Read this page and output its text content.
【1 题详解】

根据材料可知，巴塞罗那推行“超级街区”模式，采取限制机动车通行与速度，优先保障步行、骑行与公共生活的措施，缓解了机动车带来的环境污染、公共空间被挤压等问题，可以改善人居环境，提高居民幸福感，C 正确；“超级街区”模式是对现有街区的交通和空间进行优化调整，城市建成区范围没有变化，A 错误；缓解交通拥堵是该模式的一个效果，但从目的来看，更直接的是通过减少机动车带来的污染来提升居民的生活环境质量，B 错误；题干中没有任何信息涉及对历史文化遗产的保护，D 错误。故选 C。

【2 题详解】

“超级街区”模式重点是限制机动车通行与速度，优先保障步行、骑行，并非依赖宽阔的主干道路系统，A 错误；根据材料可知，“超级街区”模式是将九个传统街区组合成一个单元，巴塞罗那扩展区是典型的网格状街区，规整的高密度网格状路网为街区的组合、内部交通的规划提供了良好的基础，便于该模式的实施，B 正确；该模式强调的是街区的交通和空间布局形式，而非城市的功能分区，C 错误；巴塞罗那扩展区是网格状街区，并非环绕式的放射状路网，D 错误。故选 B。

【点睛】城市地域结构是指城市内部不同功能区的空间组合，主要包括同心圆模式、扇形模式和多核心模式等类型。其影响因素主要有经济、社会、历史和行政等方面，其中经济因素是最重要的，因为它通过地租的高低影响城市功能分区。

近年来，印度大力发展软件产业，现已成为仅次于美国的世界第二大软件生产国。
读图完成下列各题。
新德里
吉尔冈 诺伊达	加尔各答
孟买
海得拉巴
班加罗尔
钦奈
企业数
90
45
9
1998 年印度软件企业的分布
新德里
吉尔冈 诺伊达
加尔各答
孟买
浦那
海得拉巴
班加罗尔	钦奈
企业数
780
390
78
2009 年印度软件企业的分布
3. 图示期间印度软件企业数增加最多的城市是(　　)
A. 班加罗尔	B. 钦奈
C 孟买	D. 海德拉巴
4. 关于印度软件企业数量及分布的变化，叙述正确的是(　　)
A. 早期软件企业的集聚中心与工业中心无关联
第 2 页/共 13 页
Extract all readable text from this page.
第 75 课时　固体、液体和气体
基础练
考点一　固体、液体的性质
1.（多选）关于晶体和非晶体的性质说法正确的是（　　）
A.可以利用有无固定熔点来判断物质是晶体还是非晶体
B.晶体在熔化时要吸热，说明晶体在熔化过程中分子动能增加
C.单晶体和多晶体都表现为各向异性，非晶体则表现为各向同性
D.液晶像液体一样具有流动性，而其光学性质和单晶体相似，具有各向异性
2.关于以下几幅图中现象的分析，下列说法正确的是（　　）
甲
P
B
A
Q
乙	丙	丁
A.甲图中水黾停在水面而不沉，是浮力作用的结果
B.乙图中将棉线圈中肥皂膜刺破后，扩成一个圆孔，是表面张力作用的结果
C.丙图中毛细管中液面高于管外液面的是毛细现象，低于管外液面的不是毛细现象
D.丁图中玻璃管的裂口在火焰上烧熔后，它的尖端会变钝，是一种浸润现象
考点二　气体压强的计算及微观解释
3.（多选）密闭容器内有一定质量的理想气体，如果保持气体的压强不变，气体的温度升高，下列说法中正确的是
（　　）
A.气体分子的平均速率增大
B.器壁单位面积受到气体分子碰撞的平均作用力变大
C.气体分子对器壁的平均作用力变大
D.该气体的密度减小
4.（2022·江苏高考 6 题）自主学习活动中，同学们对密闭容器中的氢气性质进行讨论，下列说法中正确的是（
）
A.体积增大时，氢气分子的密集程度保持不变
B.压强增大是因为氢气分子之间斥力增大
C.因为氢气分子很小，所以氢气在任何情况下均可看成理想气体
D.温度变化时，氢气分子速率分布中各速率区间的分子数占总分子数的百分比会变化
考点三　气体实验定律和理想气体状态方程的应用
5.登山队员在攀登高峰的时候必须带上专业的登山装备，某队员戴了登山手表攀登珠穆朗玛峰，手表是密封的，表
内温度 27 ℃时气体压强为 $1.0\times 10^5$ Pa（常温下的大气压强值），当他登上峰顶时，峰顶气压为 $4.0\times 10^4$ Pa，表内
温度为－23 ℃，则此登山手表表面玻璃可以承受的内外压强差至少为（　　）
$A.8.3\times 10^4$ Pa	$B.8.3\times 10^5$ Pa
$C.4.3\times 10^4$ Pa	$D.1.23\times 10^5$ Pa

------------------------------------

[Task statement] Output an exact copy of each record.

[Solution to this exercise]
Read this page and output its text content.
【1 题详解】

根据材料可知，巴塞罗那推行“超级街区”模式，采取限制机动车通行与速度，优先保障步行、骑行与公共生活的措施，缓解了机动车带来的环境污染、公共空间被挤压等问题，可以改善人居环境，提高居民幸福感，C 正确；“超级街区”模式是对现有街区的交通和空间进行优化调整，城市建成区范围没有变化，A 错误；缓解交通拥堵是该模式的一个效果，但从目的来看，更直接的是通过减少机动车带来的污染来提升居民的生活环境质量，B 错误；题干中没有任何信息涉及对历史文化遗产的保护，D 错误。故选 C。

【2 题详解】

“超级街区”模式重点是限制机动车通行与速度，优先保障步行、骑行，并非依赖宽阔的主干道路系统，A 错误；根据材料可知，“超级街区”模式是将九个传统街区组合成一个单元，巴塞罗那扩展区是典型的网格状街区，规整的高密度网格状路网为街区的组合、内部交通的规划提供了良好的基础，便于该模式的实施，B 正确；该模式强调的是街区的交通和空间布局形式，而非城市的功能分区，C 错误；巴塞罗那扩展区是网格状街区，并非环绕式的放射状路网，D 错误。故选 B。

【点睛】城市地域结构是指城市内部不同功能区的空间组合，主要包括同心圆模式、扇形模式和多核心模式等类型。其影响因素主要有经济、社会、历史和行政等方面，其中经济因素是最重要的，因为它通过地租的高低影响城市功能分区。

近年来，印度大力发展软件产业，现已成为仅次于美国的世界第二大软件生产国。
读图完成下列各题。
新德里
吉尔冈 诺伊达	加尔各答
孟买
海得拉巴
班加罗尔
钦奈
企业数
90
45
9
1998 年印度软件企业的分布
新德里
吉尔冈 诺伊达
加尔各答
孟买
浦那
海得拉巴
班加罗尔	钦奈
企业数
780
390
78
2009 年印度软件企业的分布
3. 图示期间印度软件企业数增加最多的城市是(　　)
A. 班加罗尔	B. 钦奈
C 孟买	D. 海德拉巴
4. 关于印度软件企业数量及分布的变化，叙述正确的是(　　)
A. 早期软件企业的集聚中心与工业中心无关联
第 2 页/共 13 页
Extract all readable text from this page.
第 75 课时　固体、液体和气体
基础练
考点一　固体、液体的性质
1.（多选）关于晶体和非晶体的性质说法正确的是（　　）
A.可以利用有无固定熔点来判断物质是晶体还是非晶体
B.晶体在熔化时要吸热，说明晶体在熔化过程中分子动能增加
C.单晶体和多晶体都表现为各向异性，非晶体则表现为各向同性
D.液晶像液体一样具有流动性，而其光学性质和单晶体相似，具有各向异性
2.关于以下几幅图中现象的分析，下列说法正确的是（　　）
甲
P
B
A
Q
乙	丙	丁
A.甲图中水黾停在水面而不沉，是浮力作用的结果
B.乙图中将棉线圈中肥皂膜刺破后，扩成一个圆孔，是表面张力作用的结果
C.丙图中毛细管中液面高于管外液面的是毛细现象，低于管外液面的不是毛细现象
D.丁图中玻璃管的裂口在火焰上烧熔后，它的尖端会变钝，是一种浸润现象
考点二　气体压强的计算及微观解释
3.（多选）密闭容器内有一定质量的理想气体，如果保持气体的压强不变，气体的温度升高，下列说法中正确的是
（　　）
A.气体分子的平均速率增大
B.器壁单位面积受到气体分子碰撞的平均作用力变大
C.气体分子对器壁的平均作用力变大
D.该气体的密度减小
4.（2022·江苏高考 6 题）自主学习活动中，同学们对密闭容器中的氢气性质进行讨论，下列说法中正确的是（
）
A.体积增大时，氢气分子的密集程度保持不变
B.压强增大是因为氢气分子之间斥力增大
C.因为氢气分子很小，所以氢气在任何情况下均可看成理想气体
D.温度变化时，氢气分子速率分布中各速率区间的分子数占总分子数的百分比会变化
考点三　气体实验定律和理想气体状态方程的应用
5.登山队员在攀登高峰的时候必须带上专业的登山装备，某队员戴了登山手表攀登珠穆朗玛峰，手表是密封的，表
内温度 27 ℃时气体压强为 $1.0\times 10^5$ Pa（常温下的大气压强值），当他登上峰顶时，峰顶气压为 $4.0\times 10^4$ Pa，表内
温度为－23 ℃，则此登山手表表面玻璃可以承受的内外压强差至少为（　　）
$A.8.3\times 10^4$ Pa	$B.8.3\times 10^5$ Pa
$C.4.3\times 10^4$ Pa	$D.1.23\times 10^5$ Pa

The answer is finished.